What this task involves. Find the lines of data that contain the string "versteht", then list them.

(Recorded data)
▬▬▬

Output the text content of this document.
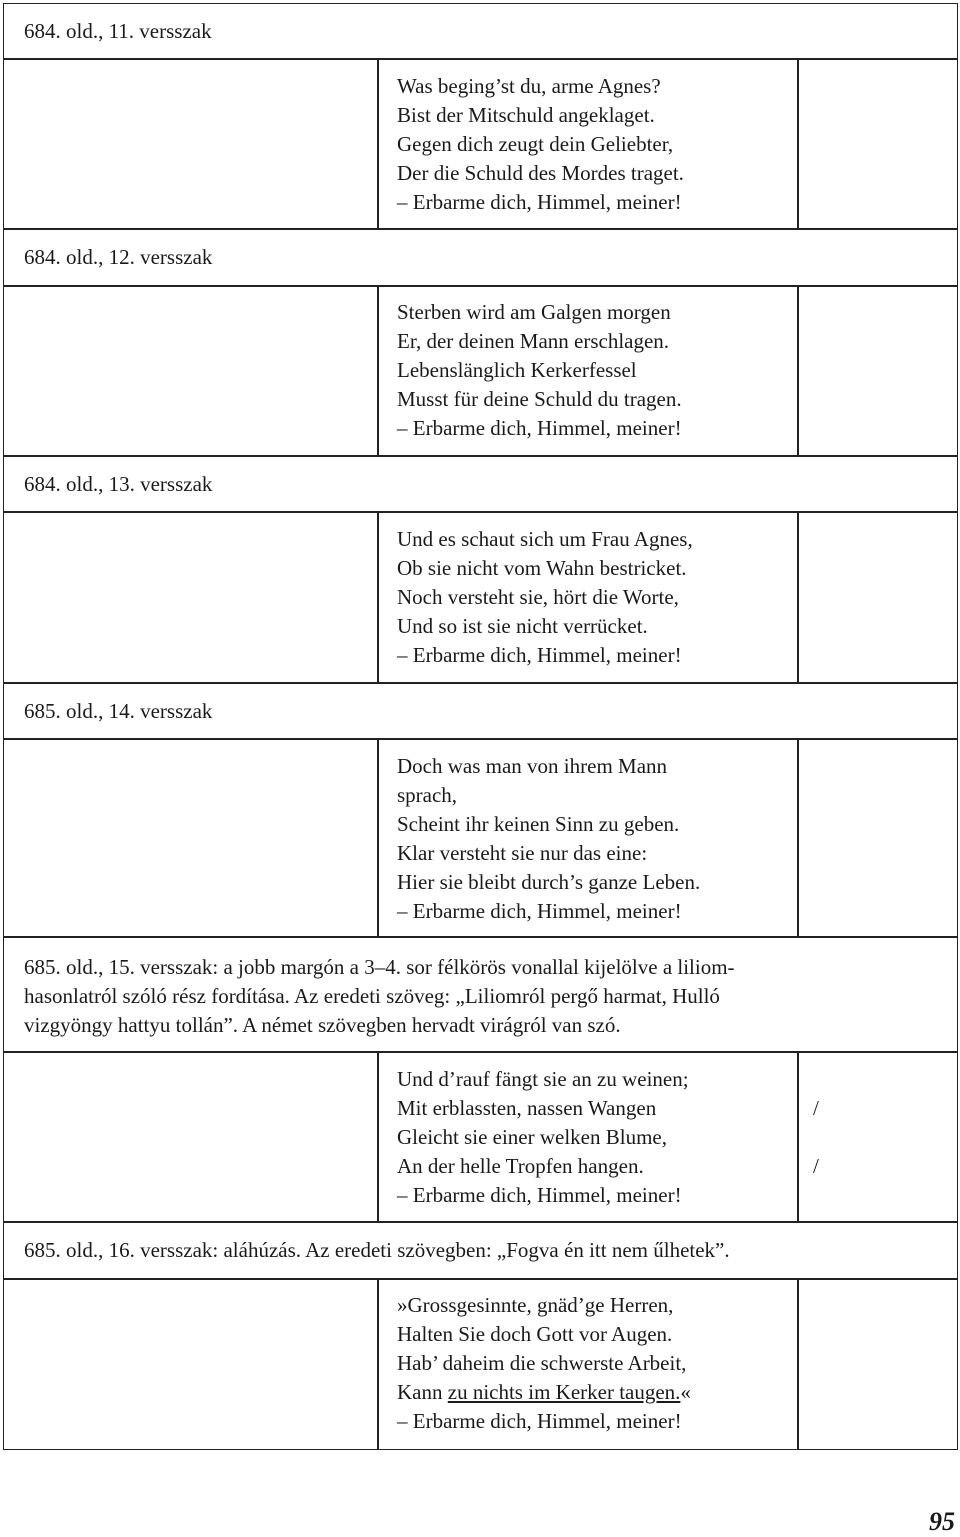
684. old., 11. versszak
Was beging’st du, arme Agnes?
Bist der Mitschuld angeklaget.
Gegen dich zeugt dein Geliebter,
Der die Schuld des Mordes traget.
– Erbarme dich, Himmel, meiner!
684. old., 12. versszak
Sterben wird am Galgen morgen
Er, der deinen Mann erschlagen.
Lebenslänglich Kerkerfessel
Musst für deine Schuld du tragen.
– Erbarme dich, Himmel, meiner!
684. old., 13. versszak
Und es schaut sich um Frau Agnes,
Ob sie nicht vom Wahn bestricket.
Noch versteht sie, hört die Worte,
Und so ist sie nicht verrücket.
– Erbarme dich, Himmel, meiner!
685. old., 14. versszak
Doch was man von ihrem Mann
sprach,
Scheint ihr keinen Sinn zu geben.
Klar versteht sie nur das eine:
Hier sie bleibt durch’s ganze Leben.
– Erbarme dich, Himmel, meiner!
685. old., 15. versszak: a jobb margón a 3–4. sor félkörös vonallal kijelölve a liliom-
hasonlatról szóló rész fordítása. Az eredeti szöveg: „Liliomról pergő harmat, Hulló
vizgyöngy hattyu tollán”. A német szövegben hervadt virágról van szó.
Und d’rauf fängt sie an zu weinen;
Mit erblassten, nassen Wangen
Gleicht sie einer welken Blume,
An der helle Tropfen hangen.
– Erbarme dich, Himmel, meiner!
/
/
685. old., 16. versszak: aláhúzás. Az eredeti szövegben: „Fogva én itt nem űlhetek”.
»Grossgesinnte, gnäd’ge Herren,
Halten Sie doch Gott vor Augen.
Hab’ daheim die schwerste Arbeit,
Kann zu nichts im Kerker taugen.«
– Erbarme dich, Himmel, meiner!
95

▬▬▬

Result for this task.
Noch versteht sie, hört die Worte,
Klar versteht sie nur das eine:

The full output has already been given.